Give nothing except the number of lines containing the word "certain".

>> BEGIN Provided data

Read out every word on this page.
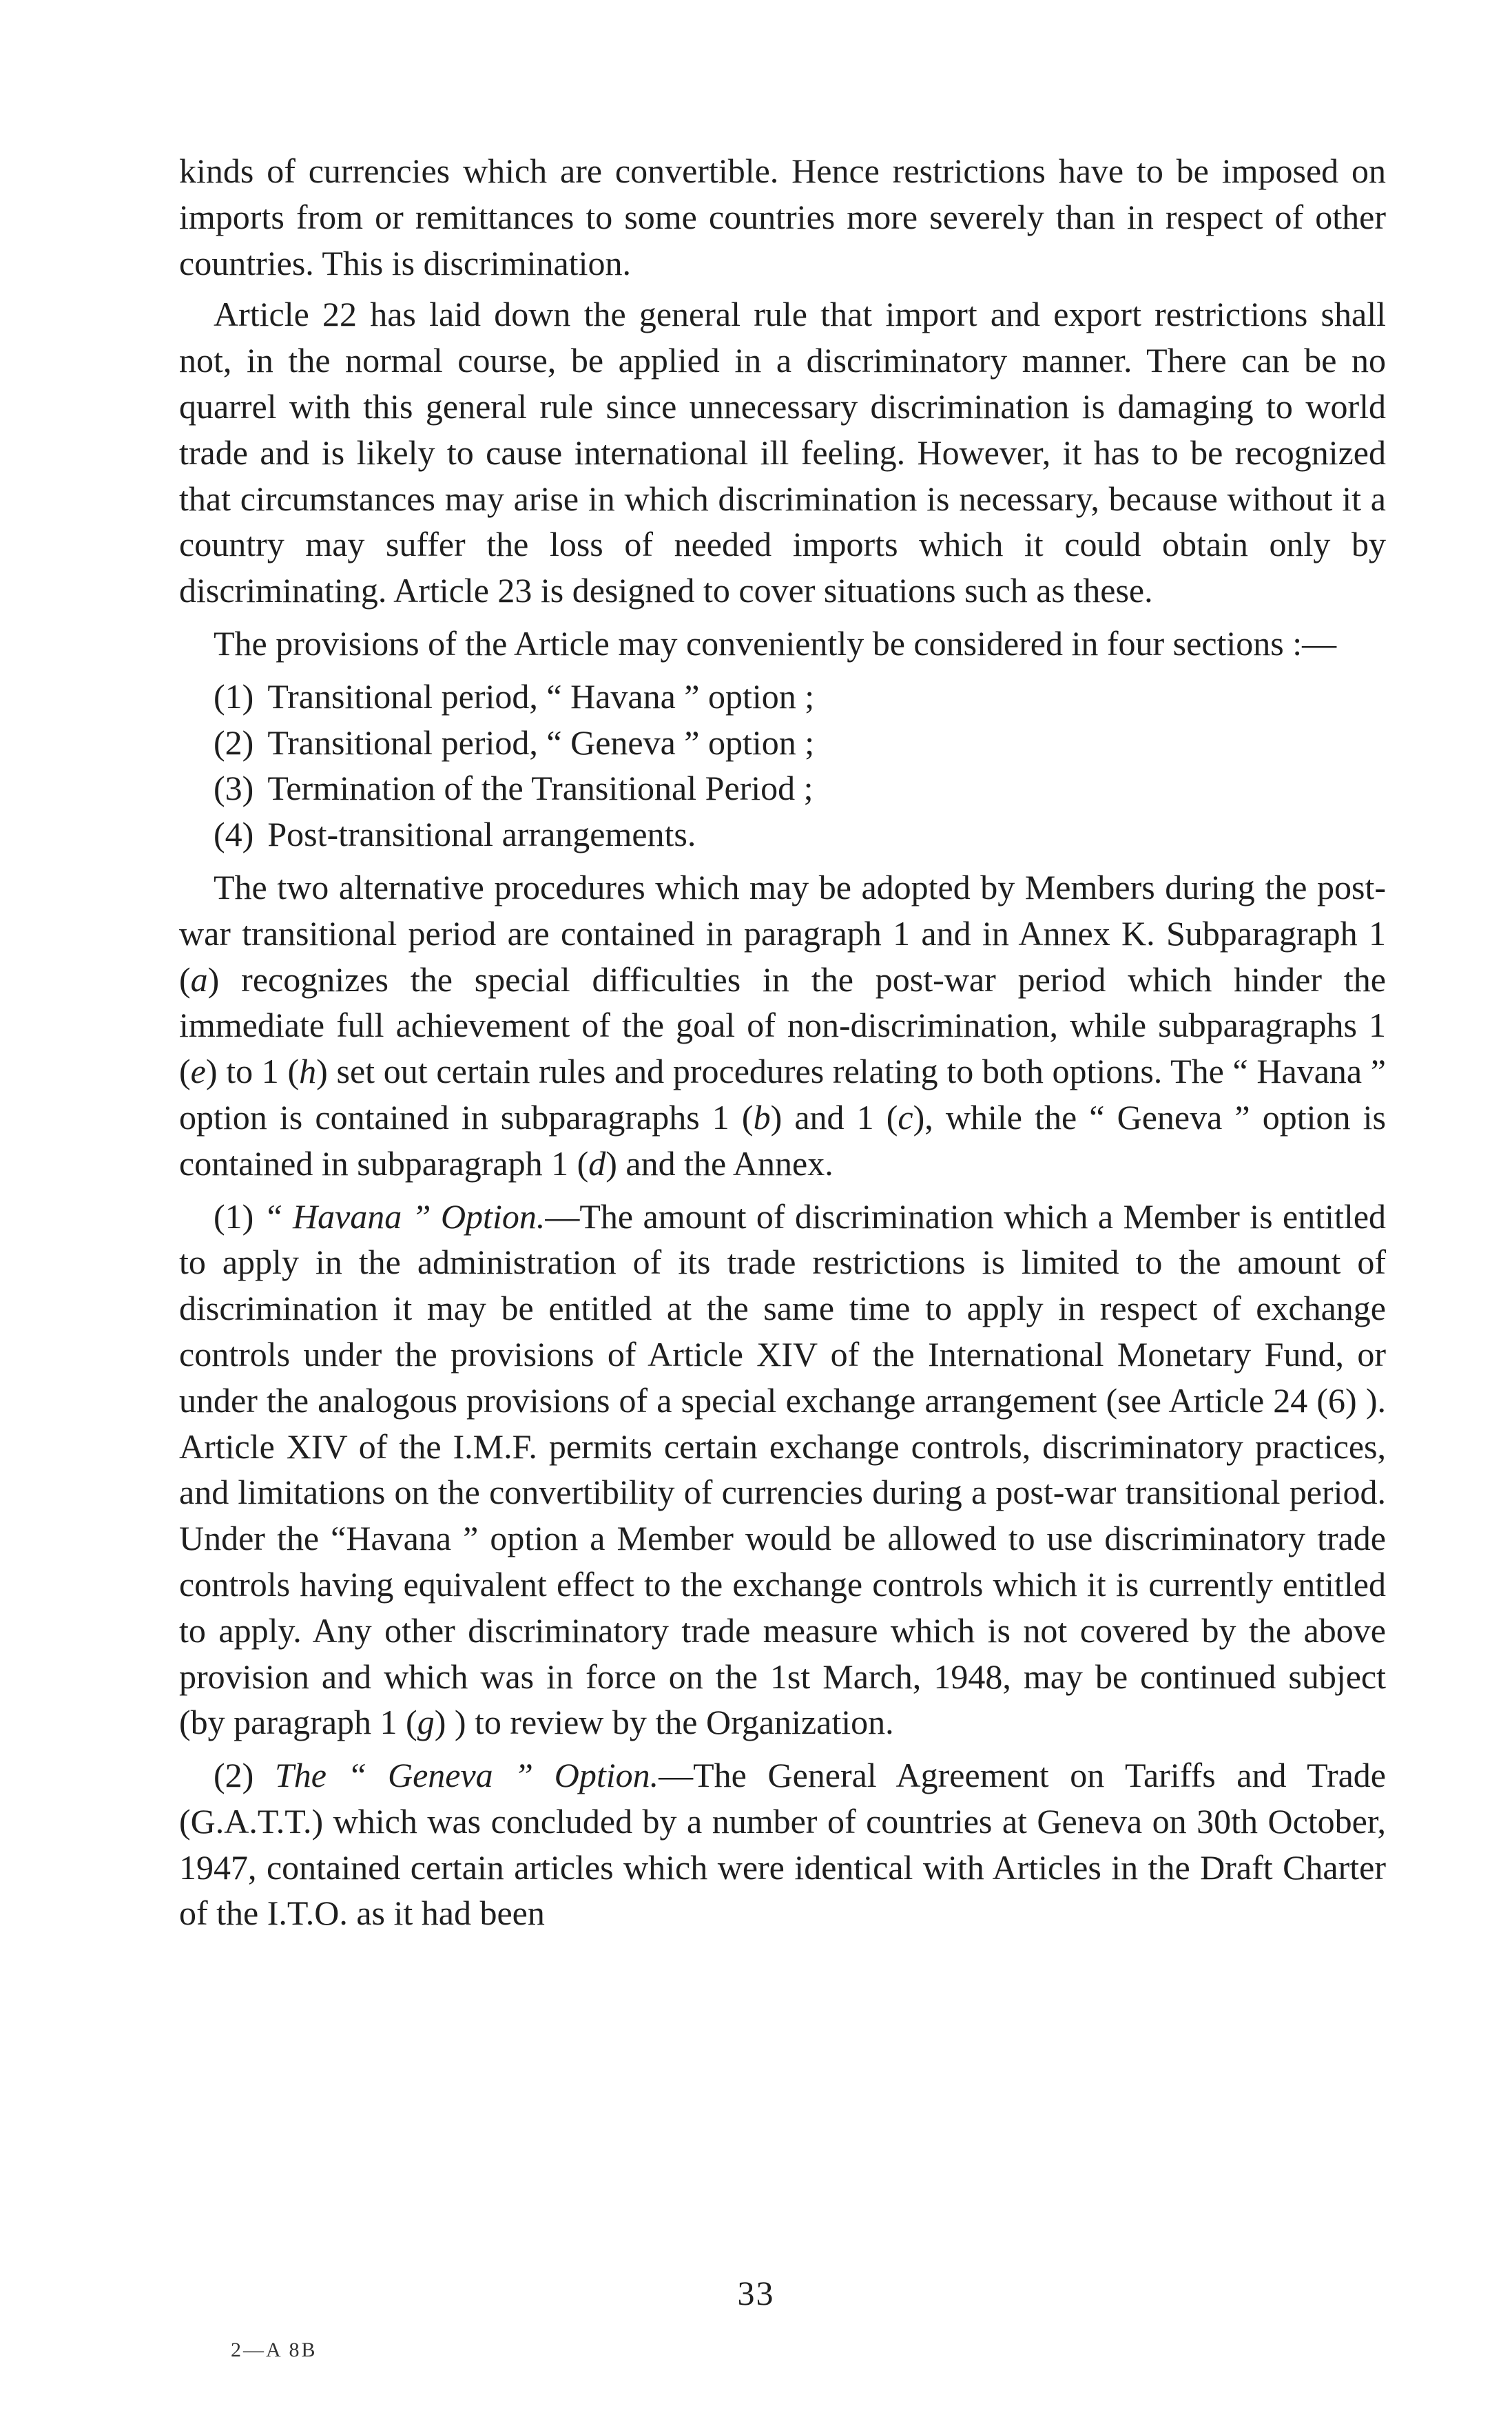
kinds of currencies which are convertible. Hence restrictions have to be imposed on imports from or remittances to some countries more severely than in respect of other countries. This is discrimination.

Article 22 has laid down the general rule that import and export restrictions shall not, in the normal course, be applied in a discriminatory manner. There can be no quarrel with this general rule since unnecessary discrimination is damaging to world trade and is likely to cause international ill feeling. However, it has to be recognized that circumstances may arise in which discrimination is necessary, because without it a country may suffer the loss of needed imports which it could obtain only by discriminating. Article 23 is designed to cover situations such as these.

The provisions of the Article may conveniently be considered in four sections :—

(1) Transitional period, “ Havana ” option ;
(2) Transitional period, “ Geneva ” option ;
(3) Termination of the Transitional Period ;
(4) Post-transitional arrangements.

The two alternative procedures which may be adopted by Members during the post-war transitional period are contained in paragraph 1 and in Annex K. Subparagraph 1 (a) recognizes the special difficulties in the post-war period which hinder the immediate full achievement of the goal of non-discrimination, while subparagraphs 1 (e) to 1 (h) set out certain rules and procedures relating to both options. The “ Havana ” option is contained in subparagraphs 1 (b) and 1 (c), while the “ Geneva ” option is contained in subparagraph 1 (d) and the Annex.

(1) “ Havana ” Option.—The amount of discrimination which a Member is entitled to apply in the administration of its trade restrictions is limited to the amount of discrimination it may be entitled at the same time to apply in respect of exchange controls under the provisions of Article XIV of the International Monetary Fund, or under the analogous provisions of a special exchange arrangement (see Article 24 (6) ). Article XIV of the I.M.F. permits certain exchange controls, discriminatory practices, and limitations on the convertibility of currencies during a post-war transitional period. Under the “Havana ” option a Member would be allowed to use discriminatory trade controls having equivalent effect to the exchange controls which it is currently entitled to apply. Any other discriminatory trade measure which is not covered by the above provision and which was in force on the 1st March, 1948, may be continued subject (by paragraph 1 (g) ) to review by the Organization.

(2) The “ Geneva ” Option.—The General Agreement on Tariffs and Trade (G.A.T.T.) which was concluded by a number of countries at Geneva on 30th October, 1947, contained certain articles which were identical with Articles in the Draft Charter of the I.T.O. as it had been

33
2—A 8B
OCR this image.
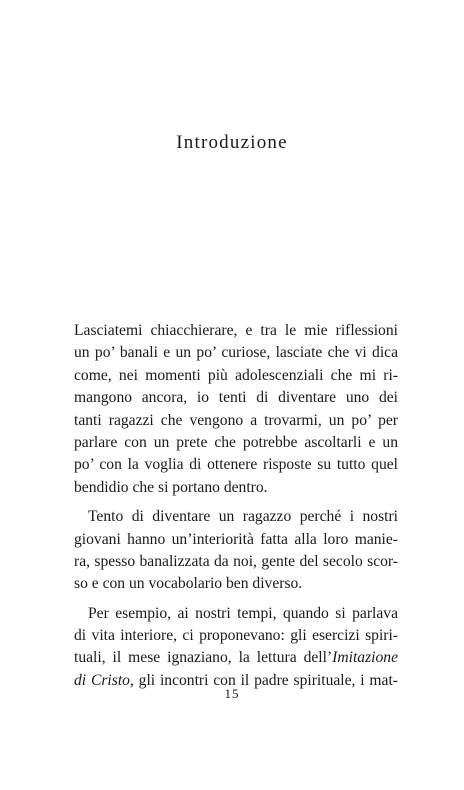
Introduzione
Lasciatemi chiacchierare, e tra le mie riflessioni
un po’ banali e un po’ curiose, lasciate che vi dica
come, nei momenti più adolescenziali che mi ri-
mangono ancora, io tenti di diventare uno dei
tanti ragazzi che vengono a trovarmi, un po’ per
parlare con un prete che potrebbe ascoltarli e un
po’ con la voglia di ottenere risposte su tutto quel
bendidio che si portano dentro.
Tento di diventare un ragazzo perché i nostri
giovani hanno un’interiorità fatta alla loro manie-
ra, spesso banalizzata da noi, gente del secolo scor-
so e con un vocabolario ben diverso.
Per esempio, ai nostri tempi, quando si parlava
di vita interiore, ci proponevano: gli esercizi spiri-
tuali, il mese ignaziano, la lettura dell’Imitazione
di Cristo, gli incontri con il padre spirituale, i mat-
15
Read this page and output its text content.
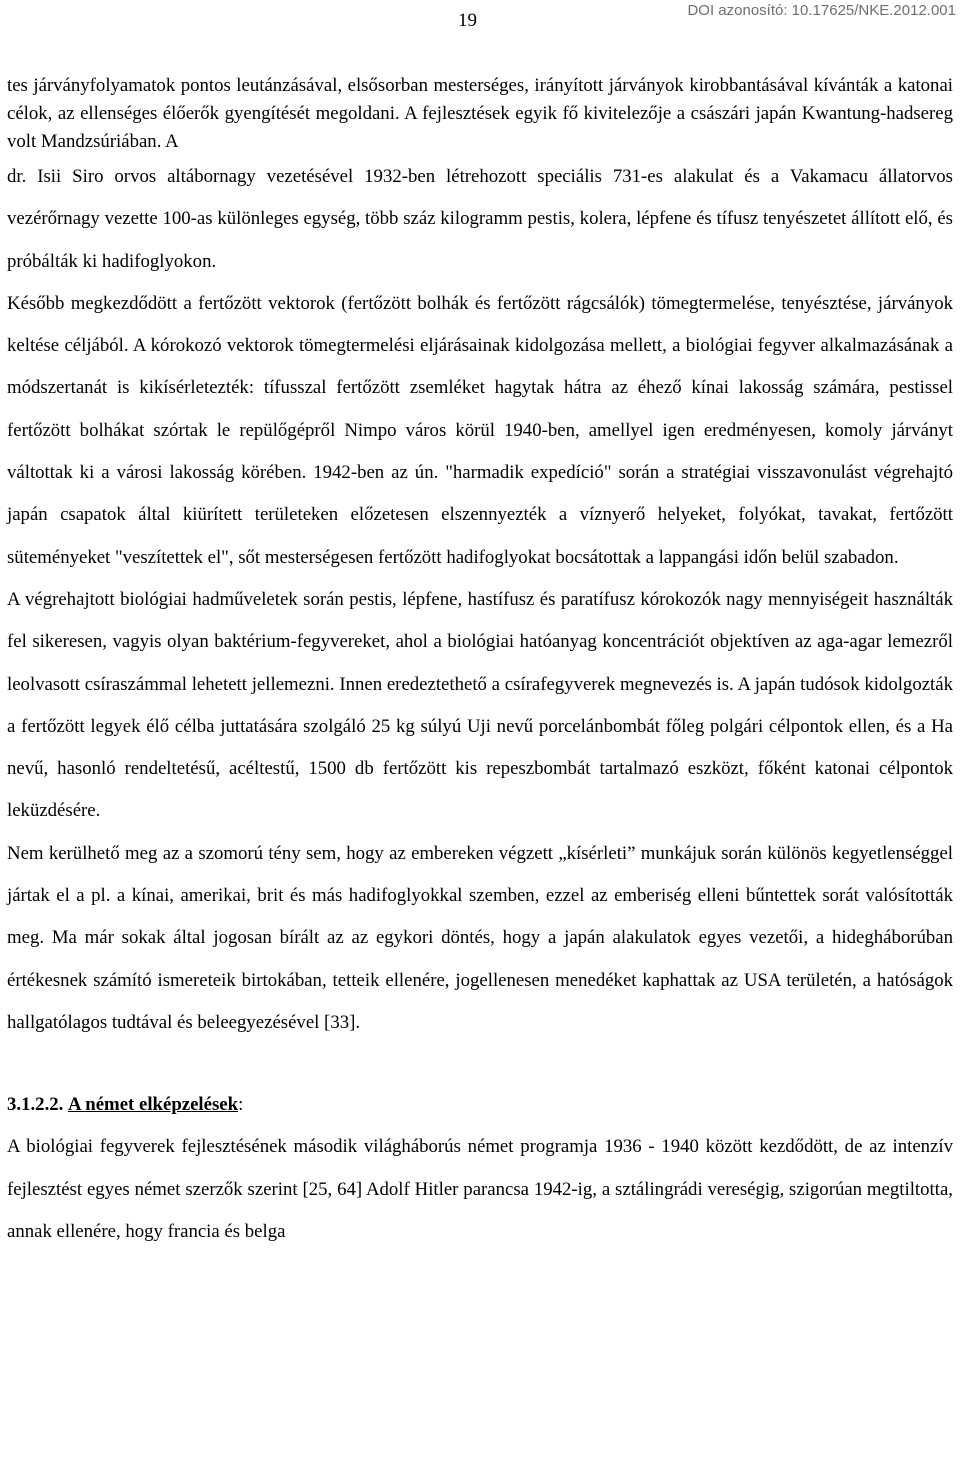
19	DOI azonosító: 10.17625/NKE.2012.001

tes járványfolyamatok pontos leutánzásával, elsősorban mesterséges, irányított járványok kirobbantásával kívánták a katonai célok, az ellenséges élőerők gyengítését megoldani. A fejlesztések egyik fő kivitelezője a császári japán Kwantung-hadsereg volt Mandzsúriában. A

dr. Isii Siro orvos altábornagy vezetésével 1932-ben létrehozott speciális 731-es alakulat és a Vakamacu állatorvos vezérőrnagy vezette 100-as különleges egység, több száz kilogramm pestis, kolera, lépfene és tífusz tenyészetet állított elő, és próbálták ki hadifoglyokon.

Később megkezdődött a fertőzött vektorok (fertőzött bolhák és fertőzött rágcsálók) tömegtermelése, tenyésztése, járványok keltése céljából. A kórokozó vektorok tömegtermelési eljárásainak kidolgozása mellett, a biológiai fegyver alkalmazásának a módszertanát is kikísérletezték: tífusszal fertőzött zsemléket hagytak hátra az éhező kínai lakosság számára, pestissel fertőzött bolhákat szórtak le repülőgépről Nimpo város körül 1940-ben, amellyel igen eredményesen, komoly járványt váltottak ki a városi lakosság körében. 1942-ben az ún. "harmadik expedíció" során a stratégiai visszavonulást végrehajtó japán csapatok által kiürített területeken előzetesen elszennyezték a víznyerő helyeket, folyókat, tavakat, fertőzött süteményeket "veszítettek el", sőt mesterségesen fertőzött hadifoglyokat bocsátottak a lappangási időn belül szabadon.

A végrehajtott biológiai hadműveletek során pestis, lépfene, hastífusz és paratífusz kórokozók nagy mennyiségeit használták fel sikeresen, vagyis olyan baktérium-fegyvereket, ahol a biológiai hatóanyag koncentrációt objektíven az aga-agar lemezről leolvasott csíraszámmal lehetett jellemezni. Innen eredeztethető a csírafegyverek megnevezés is. A japán tudósok kidolgozták a fertőzött legyek élő célba juttatására szolgáló 25 kg súlyú Uji nevű porcelánbombát főleg polgári célpontok ellen, és a Ha nevű, hasonló rendeltetésű, acéltestű, 1500 db fertőzött kis repeszbombát tartalmazó eszközt, főként katonai célpontok leküzdésére.

Nem kerülhető meg az a szomorú tény sem, hogy az embereken végzett „kísérleti” munkájuk során különös kegyetlenséggel jártak el a pl. a kínai, amerikai, brit és más hadifoglyokkal szemben, ezzel az emberiség elleni bűntettek sorát valósították meg. Ma már sokak által jogosan bírált az az egykori döntés, hogy a japán alakulatok egyes vezetői, a hidegháborúban értékesnek számító ismereteik birtokában, tetteik ellenére, jogellenesen menedéket kaphattak az USA területén, a hatóságok hallgatólagos tudtával és beleegyezésével [33].

3.1.2.2. A német elképzelések:

A biológiai fegyverek fejlesztésének második világháborús német programja 1936 - 1940 között kezdődött, de az intenzív fejlesztést egyes német szerzők szerint [25, 64] Adolf Hitler parancsa 1942-ig, a sztálingrádi vereségig, szigorúan megtiltotta, annak ellenére, hogy francia és belga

>> END Provided data

▸ Task result
3